◆ Task requirements
Reproduce every item that follows word for word, omitting the pictures.

◆ Information supplied
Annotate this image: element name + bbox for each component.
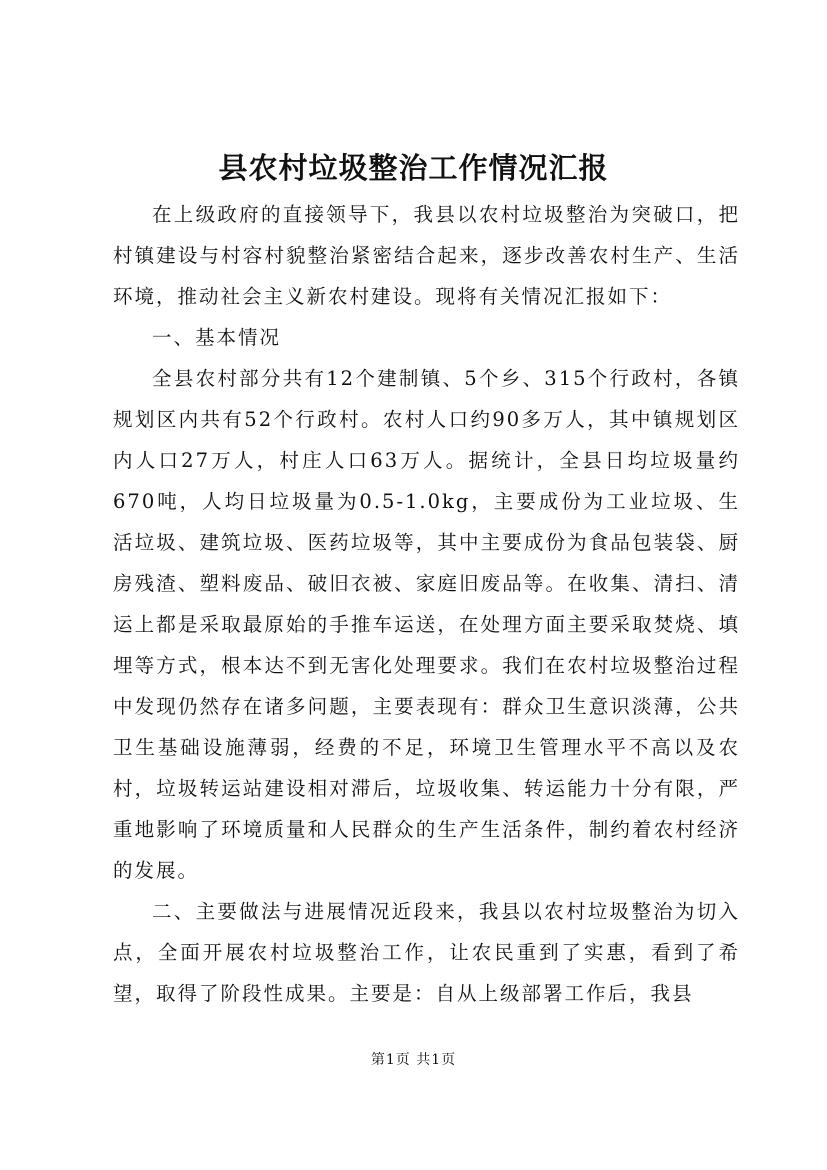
paragraph-main-practices: 二、主要做法与进展情况近段来，我县以农村垃圾整治为切入点，全面开展农村垃圾整治工作，让农民重到了实惠，看到了希望，取得了阶段性成果。主要是：自从上级部署工作后，我县: [113, 900, 740, 1005]
paragraph-basic-situation: 全县农村部分共有12个建制镇、5个乡、315个行政村，各镇规划区内共有52个行政村。农村人口约90多万人，其中镇规划区内人口27万人，村庄人口63万人。据统计，全县日均垃圾量约670吨，人均日垃圾量为0.5-1.0kg，主要成份为工业垃圾、生活垃圾、建筑垃圾、医药垃圾等，其中主要成份为食品包装袋、厨房残渣、塑料废品、破旧衣被、家庭旧废品等。在收集、清扫、清运上都是采取最原始的手推车运送，在处理方面主要采取焚烧、填埋等方式，根本达不到无害化处理要求。我们在农村垃圾整治过程中发现仍然存在诸多问题，主要表现有：群众卫生意识淡薄，公共卫生基础设施薄弱，经费的不足，环境卫生管理水平不高以及农村，垃圾转运站建设相对滞后，垃圾收集、转运能力十分有限，严重地影响了环境质量和人民群众的生产生活条件，制约着农村经济的发展。: [113, 367, 740, 882]
document-title: 县农村垃圾整治工作情况汇报: [218, 151, 609, 185]
document-body: [113, 194, 740, 1014]
section-heading-basic-situation: 一、基本情况: [152, 326, 282, 349]
page-footer: 第1页 共1页: [370, 1052, 457, 1068]
paragraph-intro: 在上级政府的直接领导下，我县以农村垃圾整治为突破口，把村镇建设与村容村貌整治紧密结合起来，逐步改善农村生产、生活环境，推动社会主义新农村建设。现将有关情况汇报如下：: [113, 203, 740, 308]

◆ The result
Annotate this image: element name + bbox for each component.
paragraph-main-practices: 二、主要做法与进展情况近段来，我县以农村垃圾整治为切入点，全面开展农村垃圾整治工作，让农民重到了实惠，看到了希望，取得了阶段性成果。主要是：自从上级部署工作后，我县: [113, 900, 740, 1005]
paragraph-basic-situation: 全县农村部分共有12个建制镇、5个乡、315个行政村，各镇规划区内共有52个行政村。农村人口约90多万人，其中镇规划区内人口27万人，村庄人口63万人。据统计，全县日均垃圾量约670吨，人均日垃圾量为0.5-1.0kg，主要成份为工业垃圾、生活垃圾、建筑垃圾、医药垃圾等，其中主要成份为食品包装袋、厨房残渣、塑料废品、破旧衣被、家庭旧废品等。在收集、清扫、清运上都是采取最原始的手推车运送，在处理方面主要采取焚烧、填埋等方式，根本达不到无害化处理要求。我们在农村垃圾整治过程中发现仍然存在诸多问题，主要表现有：群众卫生意识淡薄，公共卫生基础设施薄弱，经费的不足，环境卫生管理水平不高以及农村，垃圾转运站建设相对滞后，垃圾收集、转运能力十分有限，严重地影响了环境质量和人民群众的生产生活条件，制约着农村经济的发展。: [113, 367, 740, 882]
document-title: 县农村垃圾整治工作情况汇报: [218, 151, 609, 185]
document-body: [113, 194, 740, 1014]
section-heading-basic-situation: 一、基本情况: [152, 326, 282, 349]
page-footer: 第1页 共1页: [370, 1052, 457, 1068]
paragraph-intro: 在上级政府的直接领导下，我县以农村垃圾整治为突破口，把村镇建设与村容村貌整治紧密结合起来，逐步改善农村生产、生活环境，推动社会主义新农村建设。现将有关情况汇报如下：: [113, 203, 740, 308]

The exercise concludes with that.